> [ИСХОДНЫЙ ТЕКСТ]:
--*--
Книга Круговая порука. Жизнь и смерть Достоевского (из пяти книг) - Игорь Леонидович Волгин
Шрифт:
Интервал:
Закладка:
У Достоевского, правда, всё происходит с некоторым замедлением.
Осенью 1844 г. Михаил Михайлович уверяет строгих московских родственников, что не далее как в январе первое сочинение брата явится почтеннейшей публике. И действительно, оно явилось в январе – правда, с задержкой на год. Но в расчётах Михаила Михайловича не было намеренных искажений. Его информация основывалась на сведениях, полученных от самого автора.
Через много лет в «Дневнике писателя» Достоевский заметит, что «Бедные люди» были начаты зимой 1845 г. и что до них он ничего не писал. Оба эти утверждения не вполне точны. «Забыты» (может быть, умышленно) ранние драматические опыты. Но не упомянуты и труды 1844 г.: ведь ещё 30 сентября автор бодро сообщал брату, что роман почти окончен и уже перебеляется для отправки издателю.
Такая хронология психологически объяснима. Автор как бы намеренно игнорирует то, что писалось им до отставки – «параллельно» учению и службе. Он ведёт отсчёт лишь с момента, когда стал свободен: независимость – условие профессионализма.
Не выпустив ещё сочинение из рук, сочинитель уже исчисляет день, когда получит редакционный ответ («к 14му»!). Черта знаменательная. И позднее он будет планировать свои действия (и ответные шаги партнёров) на несколько ходов вперёд, порою жестоко ошибаясь и попадая впросак.
Разумеется, к 14 октября 1844 г. редакционный ответ не последовал – по той причине, что рукопись в редакцию не поступала.
Проходит семь месяцев: вместо уведомления о выходе романа брат извещается о всё новых и новых редакциях и переделках (их можно насчитать не менее пяти). Даже после известного «готов и доволен» рукопись ещё раз подвергается капитальнейшей правке. Стремление к совершенству, как известно, не имеет границ. Но наконец 14 мая 1845 г. автор резким усилием воли пресекает судорожные попытки улучшить текст: «Я слово дал до него не дотрагиваться».
--*--
> [ПОСТАВЛЕННАЯ ЗАДАЧА A]:
Перепишите часть отрывка о Достоевском между словами «Осенью 1844 г.» и «от самого автора.» включительно, заменив «почтеннейшей публике» на «читающей публике».

> [СТРОКИ ДАННЫХ]:
--*--
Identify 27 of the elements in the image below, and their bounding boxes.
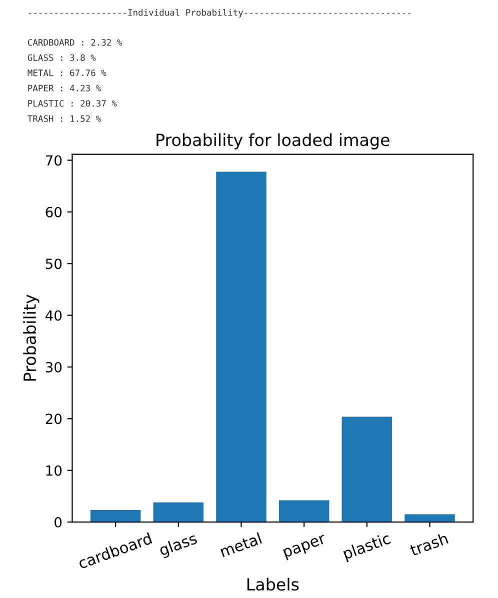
y-tick-label: 60 [46, 206, 62, 218]
y-tick-label: 50 [46, 258, 62, 270]
bar [278, 500, 330, 522]
y-tick-label: 20 [46, 414, 62, 424]
text: METAL : 67.76 % [28, 70, 106, 76]
text: CARDBOARD : 2.32 % [28, 39, 122, 46]
text: PAPER : 4.23 % [28, 84, 101, 92]
text: GLASS : 3.8 % [28, 54, 96, 61]
bar [342, 416, 392, 522]
y-tick-label: 0 [54, 517, 62, 528]
bar [153, 502, 204, 522]
x-axis-title: Labels [247, 578, 299, 591]
text: -------------------Individual Probability-------------------------------- [28, 8, 410, 18]
text: PLASTIC : 20.37 % [28, 100, 117, 107]
y-tick-label: 70 [46, 155, 62, 166]
y-tick-label: 10 [46, 465, 62, 476]
bar [90, 510, 141, 522]
bar [216, 172, 266, 522]
y-tick-label: 30 [46, 362, 62, 372]
chart-title: Probability for loaded image [156, 133, 390, 150]
y-axis-title: Probability [23, 294, 40, 381]
x-tick-label: glass [158, 532, 199, 559]
text: TRASH : 1.52 % [28, 115, 101, 122]
bar [404, 514, 455, 522]
x-tick-label: metal [219, 532, 262, 558]
y-tick-label: 40 [45, 310, 62, 321]
x-tick-label: trash [409, 532, 448, 556]
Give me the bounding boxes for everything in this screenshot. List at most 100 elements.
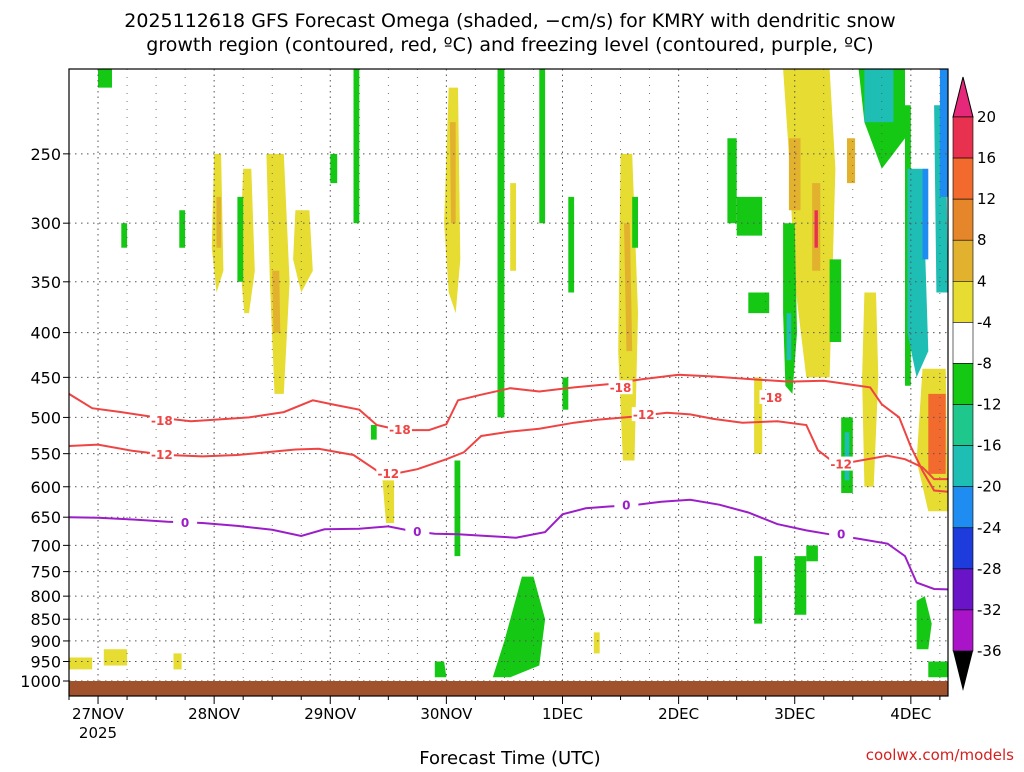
omega-shade-20 (928, 393, 946, 474)
colorbar-label--16: -16 (977, 437, 1002, 455)
colorbar-bin-0 (952, 116, 974, 159)
contour-label-bg (631, 407, 656, 422)
contour-label--18-2: -18 (610, 381, 632, 395)
omega-shade-33 (727, 138, 737, 224)
omega-shade-3 (293, 210, 313, 293)
omega-shade-12 (754, 377, 763, 454)
omega-shade-56 (237, 196, 244, 282)
omega-shade-59 (370, 425, 377, 440)
omega-shade-45 (922, 168, 929, 260)
y-tick-label-450: 450 (30, 368, 61, 387)
omega-shade-36 (783, 223, 797, 394)
omega-shade-31 (539, 69, 546, 224)
colorbar-label--12: -12 (977, 396, 1002, 414)
omega-shade-37 (786, 313, 792, 361)
colorbar-bin-5 (952, 322, 974, 364)
colorbar-bin-3 (952, 239, 974, 282)
omega-shade-25 (497, 69, 505, 418)
omega-shade-5 (216, 196, 222, 248)
colorbar-bin-12 (952, 609, 974, 652)
colorbar-label-16: 16 (977, 149, 996, 167)
omega-shade-21 (69, 657, 93, 670)
y-tick-label-850: 850 (30, 610, 61, 629)
y-tick-label-700: 700 (30, 536, 61, 555)
y-tick-label-300: 300 (30, 214, 61, 233)
contour-label--12-0: -12 (151, 448, 173, 462)
chart-title-line-1: 2025112618 GFS Forecast Omega (shaded, −… (124, 10, 895, 32)
omega-shade-49 (794, 556, 807, 615)
colorbar-bin-9 (952, 486, 974, 529)
contour-label--12-3: -12 (830, 458, 852, 472)
omega-shade-55 (179, 210, 186, 248)
omega-shade-57 (330, 153, 338, 184)
x-tick-label-1DEC: 1DEC (542, 705, 583, 723)
colorbar-bottom-cap (953, 651, 973, 691)
colorbar-bin-7 (952, 404, 974, 446)
y-tick-label-550: 550 (30, 445, 61, 464)
omega-shade-38 (829, 259, 842, 342)
contour-label-0-1: 0 (413, 525, 421, 539)
omega-shade-4 (272, 270, 281, 333)
x-tick-label-28NOV: 28NOV (188, 705, 241, 723)
contour-label-bg (173, 514, 198, 529)
contour-label-bg (759, 389, 784, 404)
colorbar-bin-11 (952, 568, 974, 611)
plot-frame (68, 68, 949, 697)
y-tick-label-500: 500 (30, 408, 61, 427)
x-tick-sublabel: 2025 (79, 724, 117, 742)
y-tick-label-800: 800 (30, 587, 61, 606)
y-tick-label-600: 600 (30, 478, 61, 497)
omega-shade-58 (632, 196, 638, 248)
omega-shade-54 (121, 223, 128, 248)
contour-label-bg (149, 413, 174, 428)
y-tick-label-950: 950 (30, 652, 61, 671)
chart-title-line-2: growth region (contoured, red, ºC) and f… (146, 34, 873, 56)
y-tick-label-650: 650 (30, 508, 61, 527)
contour-label-bg (149, 447, 174, 462)
omega-shade-26 (353, 69, 360, 224)
colorbar-label-4: 4 (977, 272, 987, 290)
colorbar-label-8: 8 (977, 231, 987, 249)
colorbar-label-12: 12 (977, 190, 996, 208)
colorbar-bin-1 (952, 157, 974, 200)
x-axis-label: Forecast Time (UTC) (419, 748, 600, 768)
credit-text: coolwx.com/models (866, 746, 1014, 764)
contour-label-bg (614, 497, 639, 512)
omega-shade-27 (492, 576, 546, 678)
omega-shade-52 (928, 661, 948, 678)
contour-label-bg (829, 456, 854, 471)
colorbar-bin-4 (952, 281, 974, 323)
omega-shade-47 (939, 69, 948, 197)
omega-shade-32 (568, 196, 575, 293)
x-tick-label-3DEC: 3DEC (774, 705, 815, 723)
y-tick-label-250: 250 (30, 145, 61, 164)
omega-shade-16 (814, 210, 818, 248)
omega-shade-29 (454, 460, 461, 557)
y-tick-label-350: 350 (30, 273, 61, 292)
ground-band (69, 681, 948, 696)
omega-shade-34 (736, 196, 763, 236)
omega-shade-51 (916, 596, 932, 650)
colorbar-label--28: -28 (977, 560, 1002, 578)
contour-label--12-1: -12 (377, 467, 399, 481)
x-tick-label-29NOV: 29NOV (304, 705, 357, 723)
y-tick-label-750: 750 (30, 563, 61, 582)
omega-shade-53 (98, 69, 112, 88)
omega-shade-17 (847, 138, 856, 184)
contour-label-bg (608, 380, 633, 395)
contour-label--18-1: -18 (389, 423, 411, 437)
colorbar-label--4: -4 (977, 313, 992, 331)
colorbar-bin-2 (952, 198, 974, 241)
omega-shade-30 (562, 377, 569, 410)
omega-shade-50 (806, 545, 818, 562)
contour-label-0-2: 0 (622, 498, 630, 512)
colorbar-bin-10 (952, 527, 974, 570)
omega-shade-22 (103, 649, 128, 666)
omega-shade-28 (434, 661, 447, 678)
omega-shade-42 (864, 69, 894, 123)
omega-shade-18 (862, 292, 879, 487)
omega-shade-7 (449, 122, 456, 224)
contour-label-0-0: 0 (181, 516, 189, 530)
--*--
> [ПОСТАВЛЕННАЯ ЗАДАЧА B]:
Приведите без изменений строки записей между строкой с «omega-shade-20 (928, 393, 946, 474)» и строкой с «omega-shade-12 (754, 377, 763, 454)», включая обе.

> [ОТВЕТ A]:
Осенью 1844 г. Михаил Михайлович уверяет строгих московских родственников, что не далее как в январе первое сочинение брата явится читающей публике. И действительно, оно явилось в январе – правда, с задержкой на год. Но в расчётах Михаила Михайловича не было намеренных искажений. Его информация основывалась на сведениях, полученных от самого автора.

> [ОТВЕТ B]:
omega-shade-20 (928, 393, 946, 474)
colorbar-label--16: -16 (977, 437, 1002, 455)
colorbar-bin-0 (952, 116, 974, 159)
contour-label-bg (631, 407, 656, 422)
contour-label--18-2: -18 (610, 381, 632, 395)
omega-shade-33 (727, 138, 737, 224)
omega-shade-3 (293, 210, 313, 293)
omega-shade-12 (754, 377, 763, 454)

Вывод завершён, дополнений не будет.